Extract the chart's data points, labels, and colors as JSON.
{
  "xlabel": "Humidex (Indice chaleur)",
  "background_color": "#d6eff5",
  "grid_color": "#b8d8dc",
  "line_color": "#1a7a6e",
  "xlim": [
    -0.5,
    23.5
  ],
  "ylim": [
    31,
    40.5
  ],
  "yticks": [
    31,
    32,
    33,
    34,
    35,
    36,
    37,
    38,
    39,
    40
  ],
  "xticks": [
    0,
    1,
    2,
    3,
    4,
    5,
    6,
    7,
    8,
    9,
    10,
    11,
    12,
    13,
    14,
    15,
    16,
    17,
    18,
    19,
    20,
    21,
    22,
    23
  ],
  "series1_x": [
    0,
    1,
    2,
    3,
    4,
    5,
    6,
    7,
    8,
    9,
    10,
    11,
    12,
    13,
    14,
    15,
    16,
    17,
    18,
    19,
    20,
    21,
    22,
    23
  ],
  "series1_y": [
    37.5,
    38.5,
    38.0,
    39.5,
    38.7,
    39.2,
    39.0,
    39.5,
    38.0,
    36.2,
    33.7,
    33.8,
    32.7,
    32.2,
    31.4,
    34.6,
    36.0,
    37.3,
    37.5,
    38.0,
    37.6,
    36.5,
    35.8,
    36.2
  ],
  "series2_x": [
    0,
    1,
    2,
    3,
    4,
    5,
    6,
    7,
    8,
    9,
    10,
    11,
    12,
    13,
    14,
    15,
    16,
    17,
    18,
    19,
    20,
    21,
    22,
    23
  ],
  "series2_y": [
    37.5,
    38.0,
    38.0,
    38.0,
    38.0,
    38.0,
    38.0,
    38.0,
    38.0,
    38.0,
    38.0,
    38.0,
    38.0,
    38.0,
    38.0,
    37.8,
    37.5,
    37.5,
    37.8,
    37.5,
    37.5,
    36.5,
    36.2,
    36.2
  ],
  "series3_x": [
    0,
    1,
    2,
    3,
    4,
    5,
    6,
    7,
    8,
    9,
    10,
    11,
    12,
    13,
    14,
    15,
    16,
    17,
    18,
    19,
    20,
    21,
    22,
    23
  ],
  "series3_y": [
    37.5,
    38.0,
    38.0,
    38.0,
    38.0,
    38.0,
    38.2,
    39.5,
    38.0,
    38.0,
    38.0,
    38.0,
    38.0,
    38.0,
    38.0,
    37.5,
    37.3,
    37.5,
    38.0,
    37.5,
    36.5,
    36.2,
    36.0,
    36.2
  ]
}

**GIVEN REQUEST:**
Repeat each record in full; every line must match exactly.

**ANSWER TO THE PROBLEM:**
Extract the chart's data points, labels, and colors as JSON.
{
  "xlabel": "Humidex (Indice chaleur)",
  "background_color": "#d6eff5",
  "grid_color": "#b8d8dc",
  "line_color": "#1a7a6e",
  "xlim": [
    -0.5,
    23.5
  ],
  "ylim": [
    31,
    40.5
  ],
  "yticks": [
    31,
    32,
    33,
    34,
    35,
    36,
    37,
    38,
    39,
    40
  ],
  "xticks": [
    0,
    1,
    2,
    3,
    4,
    5,
    6,
    7,
    8,
    9,
    10,
    11,
    12,
    13,
    14,
    15,
    16,
    17,
    18,
    19,
    20,
    21,
    22,
    23
  ],
  "series1_x": [
    0,
    1,
    2,
    3,
    4,
    5,
    6,
    7,
    8,
    9,
    10,
    11,
    12,
    13,
    14,
    15,
    16,
    17,
    18,
    19,
    20,
    21,
    22,
    23
  ],
  "series1_y": [
    37.5,
    38.5,
    38.0,
    39.5,
    38.7,
    39.2,
    39.0,
    39.5,
    38.0,
    36.2,
    33.7,
    33.8,
    32.7,
    32.2,
    31.4,
    34.6,
    36.0,
    37.3,
    37.5,
    38.0,
    37.6,
    36.5,
    35.8,
    36.2
  ],
  "series2_x": [
    0,
    1,
    2,
    3,
    4,
    5,
    6,
    7,
    8,
    9,
    10,
    11,
    12,
    13,
    14,
    15,
    16,
    17,
    18,
    19,
    20,
    21,
    22,
    23
  ],
  "series2_y": [
    37.5,
    38.0,
    38.0,
    38.0,
    38.0,
    38.0,
    38.0,
    38.0,
    38.0,
    38.0,
    38.0,
    38.0,
    38.0,
    38.0,
    38.0,
    37.8,
    37.5,
    37.5,
    37.8,
    37.5,
    37.5,
    36.5,
    36.2,
    36.2
  ],
  "series3_x": [
    0,
    1,
    2,
    3,
    4,
    5,
    6,
    7,
    8,
    9,
    10,
    11,
    12,
    13,
    14,
    15,
    16,
    17,
    18,
    19,
    20,
    21,
    22,
    23
  ],
  "series3_y": [
    37.5,
    38.0,
    38.0,
    38.0,
    38.0,
    38.0,
    38.2,
    39.5,
    38.0,
    38.0,
    38.0,
    38.0,
    38.0,
    38.0,
    38.0,
    37.5,
    37.3,
    37.5,
    38.0,
    37.5,
    36.5,
    36.2,
    36.0,
    36.2
  ]
}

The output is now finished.